--- Start of Records for processing ---

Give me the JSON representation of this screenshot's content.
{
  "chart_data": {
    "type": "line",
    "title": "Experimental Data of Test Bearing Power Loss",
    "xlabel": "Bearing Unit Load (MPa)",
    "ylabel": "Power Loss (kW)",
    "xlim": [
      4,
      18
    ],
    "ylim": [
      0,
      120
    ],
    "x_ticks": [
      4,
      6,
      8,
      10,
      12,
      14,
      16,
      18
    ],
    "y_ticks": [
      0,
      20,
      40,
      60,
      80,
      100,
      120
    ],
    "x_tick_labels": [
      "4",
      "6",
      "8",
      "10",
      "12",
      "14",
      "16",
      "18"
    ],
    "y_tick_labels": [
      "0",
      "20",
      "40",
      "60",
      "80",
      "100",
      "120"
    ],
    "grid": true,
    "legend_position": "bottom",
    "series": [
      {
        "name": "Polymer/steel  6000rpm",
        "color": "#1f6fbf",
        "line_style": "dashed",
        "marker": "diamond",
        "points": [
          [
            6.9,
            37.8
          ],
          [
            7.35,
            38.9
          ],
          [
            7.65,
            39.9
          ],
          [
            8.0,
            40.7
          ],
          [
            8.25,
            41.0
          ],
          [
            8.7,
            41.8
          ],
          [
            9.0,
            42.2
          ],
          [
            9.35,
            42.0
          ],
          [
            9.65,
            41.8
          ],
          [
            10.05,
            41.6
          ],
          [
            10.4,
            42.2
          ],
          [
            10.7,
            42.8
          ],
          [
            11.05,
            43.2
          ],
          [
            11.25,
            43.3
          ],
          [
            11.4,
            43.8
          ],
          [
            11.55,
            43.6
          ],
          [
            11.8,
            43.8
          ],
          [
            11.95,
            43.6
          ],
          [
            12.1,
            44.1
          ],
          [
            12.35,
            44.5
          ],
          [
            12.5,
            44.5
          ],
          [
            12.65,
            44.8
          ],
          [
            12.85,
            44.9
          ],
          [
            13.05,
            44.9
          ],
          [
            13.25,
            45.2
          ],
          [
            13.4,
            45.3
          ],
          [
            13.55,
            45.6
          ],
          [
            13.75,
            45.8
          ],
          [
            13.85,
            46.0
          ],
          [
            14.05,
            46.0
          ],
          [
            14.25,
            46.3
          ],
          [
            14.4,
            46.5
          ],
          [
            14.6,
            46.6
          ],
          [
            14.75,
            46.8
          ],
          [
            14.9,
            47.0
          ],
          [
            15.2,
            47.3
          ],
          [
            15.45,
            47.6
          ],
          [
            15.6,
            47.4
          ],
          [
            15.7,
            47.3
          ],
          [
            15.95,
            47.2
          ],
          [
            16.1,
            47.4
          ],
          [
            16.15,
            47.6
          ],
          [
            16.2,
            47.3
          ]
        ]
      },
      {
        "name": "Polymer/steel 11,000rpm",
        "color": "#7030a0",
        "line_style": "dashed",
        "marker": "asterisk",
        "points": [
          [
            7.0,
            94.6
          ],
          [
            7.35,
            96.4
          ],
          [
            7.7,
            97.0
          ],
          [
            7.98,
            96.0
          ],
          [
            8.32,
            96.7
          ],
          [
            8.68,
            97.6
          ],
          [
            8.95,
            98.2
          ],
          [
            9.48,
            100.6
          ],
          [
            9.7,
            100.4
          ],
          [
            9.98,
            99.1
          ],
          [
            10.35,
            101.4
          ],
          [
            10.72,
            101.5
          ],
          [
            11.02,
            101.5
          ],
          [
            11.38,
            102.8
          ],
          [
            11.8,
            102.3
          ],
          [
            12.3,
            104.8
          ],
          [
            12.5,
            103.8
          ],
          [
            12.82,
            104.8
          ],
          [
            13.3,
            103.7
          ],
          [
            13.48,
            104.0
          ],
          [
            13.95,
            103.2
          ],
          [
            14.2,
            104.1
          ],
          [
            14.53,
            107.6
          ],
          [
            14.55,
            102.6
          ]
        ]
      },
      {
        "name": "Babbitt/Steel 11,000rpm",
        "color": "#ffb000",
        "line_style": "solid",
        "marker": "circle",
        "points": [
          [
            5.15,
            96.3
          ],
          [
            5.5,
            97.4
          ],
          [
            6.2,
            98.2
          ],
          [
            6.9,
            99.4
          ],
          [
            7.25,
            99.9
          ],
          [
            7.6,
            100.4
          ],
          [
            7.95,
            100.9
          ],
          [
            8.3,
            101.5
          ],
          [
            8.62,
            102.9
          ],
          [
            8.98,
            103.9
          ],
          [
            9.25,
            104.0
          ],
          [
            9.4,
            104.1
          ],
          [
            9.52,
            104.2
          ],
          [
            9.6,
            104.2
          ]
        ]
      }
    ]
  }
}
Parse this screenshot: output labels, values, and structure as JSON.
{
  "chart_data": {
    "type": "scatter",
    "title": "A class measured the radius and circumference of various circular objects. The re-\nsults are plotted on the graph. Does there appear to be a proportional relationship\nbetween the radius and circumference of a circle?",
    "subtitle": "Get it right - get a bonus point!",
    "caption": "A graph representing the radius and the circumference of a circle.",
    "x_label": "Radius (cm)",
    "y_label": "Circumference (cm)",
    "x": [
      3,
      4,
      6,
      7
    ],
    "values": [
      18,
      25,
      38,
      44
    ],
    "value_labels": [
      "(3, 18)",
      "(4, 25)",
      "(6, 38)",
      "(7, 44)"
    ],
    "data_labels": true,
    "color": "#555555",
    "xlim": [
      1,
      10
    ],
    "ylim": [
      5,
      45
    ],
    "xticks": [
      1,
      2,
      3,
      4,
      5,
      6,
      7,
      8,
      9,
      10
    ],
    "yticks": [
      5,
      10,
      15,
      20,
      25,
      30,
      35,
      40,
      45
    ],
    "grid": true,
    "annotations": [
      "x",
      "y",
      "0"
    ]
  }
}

--- End of Records for processing ---

# Exercise details
Retype every entry above, word for word.

# Task output
Give me the JSON representation of this screenshot's content.
{
  "chart_data": {
    "type": "line",
    "title": "Experimental Data of Test Bearing Power Loss",
    "xlabel": "Bearing Unit Load (MPa)",
    "ylabel": "Power Loss (kW)",
    "xlim": [
      4,
      18
    ],
    "ylim": [
      0,
      120
    ],
    "x_ticks": [
      4,
      6,
      8,
      10,
      12,
      14,
      16,
      18
    ],
    "y_ticks": [
      0,
      20,
      40,
      60,
      80,
      100,
      120
    ],
    "x_tick_labels": [
      "4",
      "6",
      "8",
      "10",
      "12",
      "14",
      "16",
      "18"
    ],
    "y_tick_labels": [
      "0",
      "20",
      "40",
      "60",
      "80",
      "100",
      "120"
    ],
    "grid": true,
    "legend_position": "bottom",
    "series": [
      {
        "name": "Polymer/steel  6000rpm",
        "color": "#1f6fbf",
        "line_style": "dashed",
        "marker": "diamond",
        "points": [
          [
            6.9,
            37.8
          ],
          [
            7.35,
            38.9
          ],
          [
            7.65,
            39.9
          ],
          [
            8.0,
            40.7
          ],
          [
            8.25,
            41.0
          ],
          [
            8.7,
            41.8
          ],
          [
            9.0,
            42.2
          ],
          [
            9.35,
            42.0
          ],
          [
            9.65,
            41.8
          ],
          [
            10.05,
            41.6
          ],
          [
            10.4,
            42.2
          ],
          [
            10.7,
            42.8
          ],
          [
            11.05,
            43.2
          ],
          [
            11.25,
            43.3
          ],
          [
            11.4,
            43.8
          ],
          [
            11.55,
            43.6
          ],
          [
            11.8,
            43.8
          ],
          [
            11.95,
            43.6
          ],
          [
            12.1,
            44.1
          ],
          [
            12.35,
            44.5
          ],
          [
            12.5,
            44.5
          ],
          [
            12.65,
            44.8
          ],
          [
            12.85,
            44.9
          ],
          [
            13.05,
            44.9
          ],
          [
            13.25,
            45.2
          ],
          [
            13.4,
            45.3
          ],
          [
            13.55,
            45.6
          ],
          [
            13.75,
            45.8
          ],
          [
            13.85,
            46.0
          ],
          [
            14.05,
            46.0
          ],
          [
            14.25,
            46.3
          ],
          [
            14.4,
            46.5
          ],
          [
            14.6,
            46.6
          ],
          [
            14.75,
            46.8
          ],
          [
            14.9,
            47.0
          ],
          [
            15.2,
            47.3
          ],
          [
            15.45,
            47.6
          ],
          [
            15.6,
            47.4
          ],
          [
            15.7,
            47.3
          ],
          [
            15.95,
            47.2
          ],
          [
            16.1,
            47.4
          ],
          [
            16.15,
            47.6
          ],
          [
            16.2,
            47.3
          ]
        ]
      },
      {
        "name": "Polymer/steel 11,000rpm",
        "color": "#7030a0",
        "line_style": "dashed",
        "marker": "asterisk",
        "points": [
          [
            7.0,
            94.6
          ],
          [
            7.35,
            96.4
          ],
          [
            7.7,
            97.0
          ],
          [
            7.98,
            96.0
          ],
          [
            8.32,
            96.7
          ],
          [
            8.68,
            97.6
          ],
          [
            8.95,
            98.2
          ],
          [
            9.48,
            100.6
          ],
          [
            9.7,
            100.4
          ],
          [
            9.98,
            99.1
          ],
          [
            10.35,
            101.4
          ],
          [
            10.72,
            101.5
          ],
          [
            11.02,
            101.5
          ],
          [
            11.38,
            102.8
          ],
          [
            11.8,
            102.3
          ],
          [
            12.3,
            104.8
          ],
          [
            12.5,
            103.8
          ],
          [
            12.82,
            104.8
          ],
          [
            13.3,
            103.7
          ],
          [
            13.48,
            104.0
          ],
          [
            13.95,
            103.2
          ],
          [
            14.2,
            104.1
          ],
          [
            14.53,
            107.6
          ],
          [
            14.55,
            102.6
          ]
        ]
      },
      {
        "name": "Babbitt/Steel 11,000rpm",
        "color": "#ffb000",
        "line_style": "solid",
        "marker": "circle",
        "points": [
          [
            5.15,
            96.3
          ],
          [
            5.5,
            97.4
          ],
          [
            6.2,
            98.2
          ],
          [
            6.9,
            99.4
          ],
          [
            7.25,
            99.9
          ],
          [
            7.6,
            100.4
          ],
          [
            7.95,
            100.9
          ],
          [
            8.3,
            101.5
          ],
          [
            8.62,
            102.9
          ],
          [
            8.98,
            103.9
          ],
          [
            9.25,
            104.0
          ],
          [
            9.4,
            104.1
          ],
          [
            9.52,
            104.2
          ],
          [
            9.6,
            104.2
          ]
        ]
      }
    ]
  }
}
Parse this screenshot: output labels, values, and structure as JSON.
{
  "chart_data": {
    "type": "scatter",
    "title": "A class measured the radius and circumference of various circular objects. The re-\nsults are plotted on the graph. Does there appear to be a proportional relationship\nbetween the radius and circumference of a circle?",
    "subtitle": "Get it right - get a bonus point!",
    "caption": "A graph representing the radius and the circumference of a circle.",
    "x_label": "Radius (cm)",
    "y_label": "Circumference (cm)",
    "x": [
      3,
      4,
      6,
      7
    ],
    "values": [
      18,
      25,
      38,
      44
    ],
    "value_labels": [
      "(3, 18)",
      "(4, 25)",
      "(6, 38)",
      "(7, 44)"
    ],
    "data_labels": true,
    "color": "#555555",
    "xlim": [
      1,
      10
    ],
    "ylim": [
      5,
      45
    ],
    "xticks": [
      1,
      2,
      3,
      4,
      5,
      6,
      7,
      8,
      9,
      10
    ],
    "yticks": [
      5,
      10,
      15,
      20,
      25,
      30,
      35,
      40,
      45
    ],
    "grid": true,
    "annotations": [
      "x",
      "y",
      "0"
    ]
  }
}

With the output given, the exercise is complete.